Copy the following PySpark notebook on supermarket sales and promotions in full, unchanged.

Selection
[Begin]

In [0]:
# An objective is to find 2 insights
#1. Find 5 items which were sold the most in each province
#2. Promotion effectiveness overall the supermarkets

In [0]:
import pandas as pd
from pyspark.sql.functions import sum, desc, row_number, when, col
from pyspark.sql.window import Window

1. Top 5 items sold in each province

In [0]:
#Step 1: Load Datasets
sales_df = spark.read.csv("/FileStore/tables/sales.csv", header=True)
item_df = spark.read.csv("/FileStore/tables/item.csv", header=True)
promotion_df = spark.read.csv("/FileStore/tables/promotion.csv", header=True)
supermrkt_df = spark.read.csv("/FileStore/tables/supermarket.csv", header=True)

In [0]:
item_df = item_df.withColumnRenamed("descrption", "description")

In [0]:
#Join sales and item tables
sales_items = sales_df.join(item_df, sales_df.code == item_df.code, "left").select(sales_df.code, sales_df.province, sales_df.units, item_df.description)

In [0]:
# Group by item code and province, sum the units sold
province_sales = sales_items.groupBy("code", "province", "description").agg(sum("units").alias("total_units"))

In [0]:
# 2. Define a window to rank items per province
windowSpec = Window.partitionBy("province").orderBy(desc("total_units"))

In [0]:
# 3. Add rank column
ranked_df = province_sales.withColumn("rank", row_number().over(windowSpec))

In [0]:
# 4. Filter top 5 per province
top5_per_province = ranked_df.filter(ranked_df.rank <= 5)

2. Promotion Effectiveness

In [0]:
#1. Joining Sales with Promotion on 'code' and 'supermarket'
sales_promo_df = sales_df.join(
    promotion_df,
    on=['code', 'supermarket', "province", "week"],
    how='left'
)

In [0]:
sales_promo_df = sales_promo_df.select(
    "code", "supermarket", "province", "amount", "units", "time", "basket", "day", "voucher", "feature", "display", "week"
)

In [0]:
#2. Adding a column to mark if the item was promoted
sales_promo_df = sales_promo_df.withColumn(
    "is_promoted",
    when(col("week").isNotNull(), 1).otherwise(0)
)

In [0]:
#Aggregating sales by promotion
promo_effectiveness = sales_promo_df.groupBy("is_promoted") \
    .agg(
        sum("units").alias("total_units"),
        sum("amount").alias("total_sales")
    )

[End]

Supplied information
[Begin]

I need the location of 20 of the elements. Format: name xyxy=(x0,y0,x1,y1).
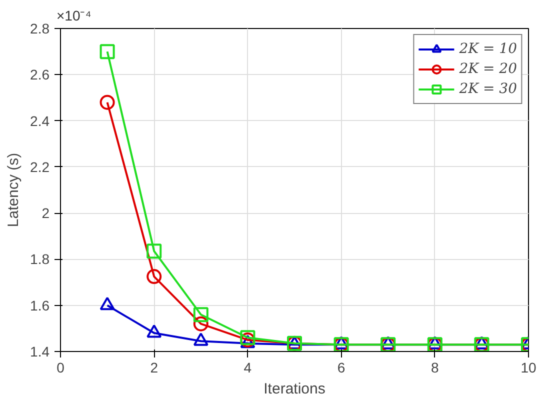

[End]

Task output
In [0]:
# An objective is to find 2 insights
#1. Find 5 items which were sold the most in each province
#2. Promotion effectiveness overall the supermarkets

In [0]:
import pandas as pd
from pyspark.sql.functions import sum, desc, row_number, when, col
from pyspark.sql.window import Window

1. Top 5 items sold in each province

In [0]:
#Step 1: Load Datasets
sales_df = spark.read.csv("/FileStore/tables/sales.csv", header=True)
item_df = spark.read.csv("/FileStore/tables/item.csv", header=True)
promotion_df = spark.read.csv("/FileStore/tables/promotion.csv", header=True)
supermrkt_df = spark.read.csv("/FileStore/tables/supermarket.csv", header=True)

In [0]:
item_df = item_df.withColumnRenamed("descrption", "description")

In [0]:
#Join sales and item tables
sales_items = sales_df.join(item_df, sales_df.code == item_df.code, "left").select(sales_df.code, sales_df.province, sales_df.units, item_df.description)

In [0]:
# Group by item code and province, sum the units sold
province_sales = sales_items.groupBy("code", "province", "description").agg(sum("units").alias("total_units"))

In [0]:
# 2. Define a window to rank items per province
windowSpec = Window.partitionBy("province").orderBy(desc("total_units"))

In [0]:
# 3. Add rank column
ranked_df = province_sales.withColumn("rank", row_number().over(windowSpec))

In [0]:
# 4. Filter top 5 per province
top5_per_province = ranked_df.filter(ranked_df.rank <= 5)

2. Promotion Effectiveness

In [0]:
#1. Joining Sales with Promotion on 'code' and 'supermarket'
sales_promo_df = sales_df.join(
    promotion_df,
    on=['code', 'supermarket', "province", "week"],
    how='left'
)

In [0]:
sales_promo_df = sales_promo_df.select(
    "code", "supermarket", "province", "amount", "units", "time", "basket", "day", "voucher", "feature", "display", "week"
)

In [0]:
#2. Adding a column to mark if the item was promoted
sales_promo_df = sales_promo_df.withColumn(
    "is_promoted",
    when(col("week").isNotNull(), 1).otherwise(0)
)

In [0]:
#Aggregating sales by promotion
promo_effectiveness = sales_promo_df.groupBy("is_promoted") \
    .agg(
        sum("units").alias("total_units"),
        sum("amount").alias("total_sales")
    )